Commercial technology has become central to the fighting. Palantir's Maven platform and Anthropic's Claude — even amid earlier tensions between the company and the Pentagon — have been integral to intelligence fusion and decision support. The war has been described by some analysts as the "first AI war," where commercial off-the-shelf AI and autonomous systems are not peripheral but core to operations.

Despite the speed gains, limitations and controversies have surfaced. Maven's reported accuracy hovers around 60%, compared with 84% for human analysts in some assessments. A U.S. strike on a girls' elementary school in Minab, which killed more than 165 civilians according to Iranian reports, has drawn intense scrutiny. The school was reportedly on a target list generated with AI assistance, though officials say outdated intelligence contributed and a full investigation continues. Critics, including lawmakers and human rights groups, have raised alarms about insufficient safeguards, potential bias in algorithms and the risk of "automation bias" where operators overly trust machine recommendations.

Ethical and legal debates have intensified. Some experts argue the accelerated "kill chain" — the process from target identification to strike — compresses decision time to the point where meaningful human oversight may be compromised. Others point to the war's use of AI in disinformation campaigns, with generative tools spreading deepfakes and fabricated footage on social media to shape narratives.

On the Iranian side, AI use appears more limited but growing. Iranian proxies and cyber actors have employed AI for reconnaissance, vulnerability scanning and information operations. Tehran has threatened U.S. tech companies including Google, Microsoft, Palantir and Amazon, viewing their infrastructure and AI contributions as legitimate military targets. Strikes on data centers underscore the vulnerability of the commercial cloud backbone that powers much of the U.S. military's AI capabilities.

The conflict has also accelerated broader Pentagon adoption of AI. Project Maven, launched in 2017 to bring machine learning to intelligence and surveillance, has evolved into a mature capability now designated a program of record. NATO has acquired its own version of the system. The war serves as a real-world laboratory, testing AI in contested environments with electronic warfare, jammed signals and high-tempo operations.

******

Please decide whether each statement below agrees with the passage on AI in the war above, answering yes or no and quoting the deciding words from the passage: (a) Maven's reported accuracy is higher than that of human analysts in some assessments. (b) Project Maven was launched in 2017. (c) NATO has acquired its own version of the system.

******

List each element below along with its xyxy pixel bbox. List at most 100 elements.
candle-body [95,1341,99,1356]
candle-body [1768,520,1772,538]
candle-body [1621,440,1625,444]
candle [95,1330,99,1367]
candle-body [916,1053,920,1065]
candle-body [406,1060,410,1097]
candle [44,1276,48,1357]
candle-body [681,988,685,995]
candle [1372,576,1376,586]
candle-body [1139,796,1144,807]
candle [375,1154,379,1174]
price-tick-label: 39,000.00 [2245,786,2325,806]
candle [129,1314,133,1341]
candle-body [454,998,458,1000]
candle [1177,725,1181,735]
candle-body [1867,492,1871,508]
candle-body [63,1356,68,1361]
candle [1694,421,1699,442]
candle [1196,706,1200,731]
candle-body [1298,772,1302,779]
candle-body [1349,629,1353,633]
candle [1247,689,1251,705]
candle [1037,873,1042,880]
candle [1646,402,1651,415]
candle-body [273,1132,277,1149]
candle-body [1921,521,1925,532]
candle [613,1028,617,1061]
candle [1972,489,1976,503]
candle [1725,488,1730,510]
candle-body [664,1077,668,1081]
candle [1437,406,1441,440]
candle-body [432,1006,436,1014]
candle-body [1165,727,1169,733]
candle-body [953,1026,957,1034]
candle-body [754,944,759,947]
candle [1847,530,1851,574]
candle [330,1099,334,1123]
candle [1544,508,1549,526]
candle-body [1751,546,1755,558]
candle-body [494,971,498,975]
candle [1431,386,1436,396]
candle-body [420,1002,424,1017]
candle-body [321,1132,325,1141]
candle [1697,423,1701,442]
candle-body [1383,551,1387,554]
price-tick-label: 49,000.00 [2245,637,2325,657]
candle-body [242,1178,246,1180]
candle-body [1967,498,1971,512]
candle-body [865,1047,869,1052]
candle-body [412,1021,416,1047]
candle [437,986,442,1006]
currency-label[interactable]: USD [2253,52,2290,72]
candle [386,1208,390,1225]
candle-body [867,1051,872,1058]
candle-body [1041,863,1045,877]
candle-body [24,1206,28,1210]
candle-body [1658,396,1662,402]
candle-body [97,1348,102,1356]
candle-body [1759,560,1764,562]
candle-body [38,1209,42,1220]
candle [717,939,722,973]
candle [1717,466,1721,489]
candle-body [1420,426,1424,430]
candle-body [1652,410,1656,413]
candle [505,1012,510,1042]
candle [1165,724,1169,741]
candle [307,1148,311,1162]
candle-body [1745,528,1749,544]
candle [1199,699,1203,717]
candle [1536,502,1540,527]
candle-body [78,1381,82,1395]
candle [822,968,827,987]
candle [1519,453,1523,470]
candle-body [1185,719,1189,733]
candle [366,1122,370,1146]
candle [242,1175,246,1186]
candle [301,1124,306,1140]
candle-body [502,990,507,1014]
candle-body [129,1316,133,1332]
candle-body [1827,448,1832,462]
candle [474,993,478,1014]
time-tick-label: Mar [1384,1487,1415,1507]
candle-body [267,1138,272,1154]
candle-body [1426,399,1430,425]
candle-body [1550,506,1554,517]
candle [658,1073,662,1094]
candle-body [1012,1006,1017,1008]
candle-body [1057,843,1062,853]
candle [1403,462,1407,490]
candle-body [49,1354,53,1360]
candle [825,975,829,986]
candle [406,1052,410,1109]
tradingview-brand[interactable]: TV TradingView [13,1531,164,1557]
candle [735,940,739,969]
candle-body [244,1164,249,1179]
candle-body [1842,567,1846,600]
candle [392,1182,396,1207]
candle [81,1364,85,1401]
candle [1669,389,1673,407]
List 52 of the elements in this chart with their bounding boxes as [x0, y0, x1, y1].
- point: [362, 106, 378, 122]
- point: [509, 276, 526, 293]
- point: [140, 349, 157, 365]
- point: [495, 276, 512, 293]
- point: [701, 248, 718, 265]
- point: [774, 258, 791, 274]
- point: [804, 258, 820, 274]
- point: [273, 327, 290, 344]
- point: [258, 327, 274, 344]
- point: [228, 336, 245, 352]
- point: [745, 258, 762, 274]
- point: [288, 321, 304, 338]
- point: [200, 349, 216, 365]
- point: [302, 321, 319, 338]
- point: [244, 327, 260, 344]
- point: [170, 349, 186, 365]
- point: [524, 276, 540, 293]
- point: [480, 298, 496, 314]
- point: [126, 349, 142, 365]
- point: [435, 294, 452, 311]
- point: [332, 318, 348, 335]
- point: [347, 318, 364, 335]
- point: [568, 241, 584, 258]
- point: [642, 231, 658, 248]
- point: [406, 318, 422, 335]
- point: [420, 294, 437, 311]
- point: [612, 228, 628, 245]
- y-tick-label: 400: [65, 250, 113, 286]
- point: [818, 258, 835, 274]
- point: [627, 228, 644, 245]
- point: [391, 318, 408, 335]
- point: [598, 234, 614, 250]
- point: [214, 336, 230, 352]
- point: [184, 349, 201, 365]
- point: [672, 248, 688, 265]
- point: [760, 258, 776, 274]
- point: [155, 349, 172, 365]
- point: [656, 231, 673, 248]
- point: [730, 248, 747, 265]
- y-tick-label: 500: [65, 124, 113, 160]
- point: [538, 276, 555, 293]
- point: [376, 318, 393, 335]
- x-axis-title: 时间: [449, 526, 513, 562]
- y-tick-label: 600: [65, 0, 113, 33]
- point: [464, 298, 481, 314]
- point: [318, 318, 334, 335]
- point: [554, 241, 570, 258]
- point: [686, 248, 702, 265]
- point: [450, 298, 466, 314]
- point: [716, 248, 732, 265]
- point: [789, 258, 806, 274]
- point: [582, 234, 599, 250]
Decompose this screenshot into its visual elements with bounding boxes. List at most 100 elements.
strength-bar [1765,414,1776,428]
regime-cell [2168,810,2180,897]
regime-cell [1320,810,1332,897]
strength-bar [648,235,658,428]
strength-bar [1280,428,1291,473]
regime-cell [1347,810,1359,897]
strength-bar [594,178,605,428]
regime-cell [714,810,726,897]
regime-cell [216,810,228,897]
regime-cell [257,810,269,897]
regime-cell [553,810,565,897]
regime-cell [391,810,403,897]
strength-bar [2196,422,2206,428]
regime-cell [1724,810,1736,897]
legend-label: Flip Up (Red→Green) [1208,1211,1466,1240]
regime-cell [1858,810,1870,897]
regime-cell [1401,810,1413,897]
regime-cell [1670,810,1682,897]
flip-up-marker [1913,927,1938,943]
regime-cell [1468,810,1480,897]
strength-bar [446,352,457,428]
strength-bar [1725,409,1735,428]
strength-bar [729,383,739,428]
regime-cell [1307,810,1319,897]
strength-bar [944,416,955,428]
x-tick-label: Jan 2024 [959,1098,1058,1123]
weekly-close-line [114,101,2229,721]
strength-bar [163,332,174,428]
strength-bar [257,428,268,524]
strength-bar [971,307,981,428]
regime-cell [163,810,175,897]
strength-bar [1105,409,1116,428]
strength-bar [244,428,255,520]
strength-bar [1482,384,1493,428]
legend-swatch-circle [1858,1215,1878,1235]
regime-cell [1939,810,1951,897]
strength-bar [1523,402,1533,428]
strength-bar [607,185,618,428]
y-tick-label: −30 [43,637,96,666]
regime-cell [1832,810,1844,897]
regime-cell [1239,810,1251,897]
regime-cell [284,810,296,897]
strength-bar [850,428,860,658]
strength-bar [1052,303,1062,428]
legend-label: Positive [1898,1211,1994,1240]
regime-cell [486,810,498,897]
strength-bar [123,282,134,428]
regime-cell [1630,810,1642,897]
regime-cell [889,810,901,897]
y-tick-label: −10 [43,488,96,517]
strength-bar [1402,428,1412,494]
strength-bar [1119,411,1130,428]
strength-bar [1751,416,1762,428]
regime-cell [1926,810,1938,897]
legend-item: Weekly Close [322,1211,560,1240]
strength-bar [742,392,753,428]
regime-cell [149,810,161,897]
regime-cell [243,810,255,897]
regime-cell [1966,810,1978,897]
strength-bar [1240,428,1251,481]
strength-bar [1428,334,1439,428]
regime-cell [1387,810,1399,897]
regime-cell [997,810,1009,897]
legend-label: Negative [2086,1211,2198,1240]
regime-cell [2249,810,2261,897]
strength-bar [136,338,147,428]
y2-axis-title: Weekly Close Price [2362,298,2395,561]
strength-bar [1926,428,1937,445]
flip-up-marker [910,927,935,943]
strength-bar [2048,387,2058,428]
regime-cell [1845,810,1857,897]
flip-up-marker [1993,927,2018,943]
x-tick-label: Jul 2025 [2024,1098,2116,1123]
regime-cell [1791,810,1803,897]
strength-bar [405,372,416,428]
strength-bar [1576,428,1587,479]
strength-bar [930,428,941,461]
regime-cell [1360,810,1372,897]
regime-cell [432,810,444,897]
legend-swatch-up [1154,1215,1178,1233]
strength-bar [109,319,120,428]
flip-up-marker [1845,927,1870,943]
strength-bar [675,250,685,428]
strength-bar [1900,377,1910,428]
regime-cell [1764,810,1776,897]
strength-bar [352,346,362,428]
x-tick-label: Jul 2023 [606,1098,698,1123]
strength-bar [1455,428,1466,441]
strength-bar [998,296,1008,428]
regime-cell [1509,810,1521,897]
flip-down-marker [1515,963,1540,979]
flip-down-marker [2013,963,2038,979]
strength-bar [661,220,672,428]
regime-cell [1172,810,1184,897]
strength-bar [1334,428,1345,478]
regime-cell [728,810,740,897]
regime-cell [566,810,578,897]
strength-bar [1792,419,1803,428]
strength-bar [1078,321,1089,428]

******

Solved exercise ::
(a) No: "Maven's reported accuracy hovers around 60%, compared with 84% for human analysts in some assessments."
(b) Yes: "Project Maven, launched in 2017 to bring machine learning to intelligence and surveillance"
(c) Yes: "NATO has acquired its own version of the system."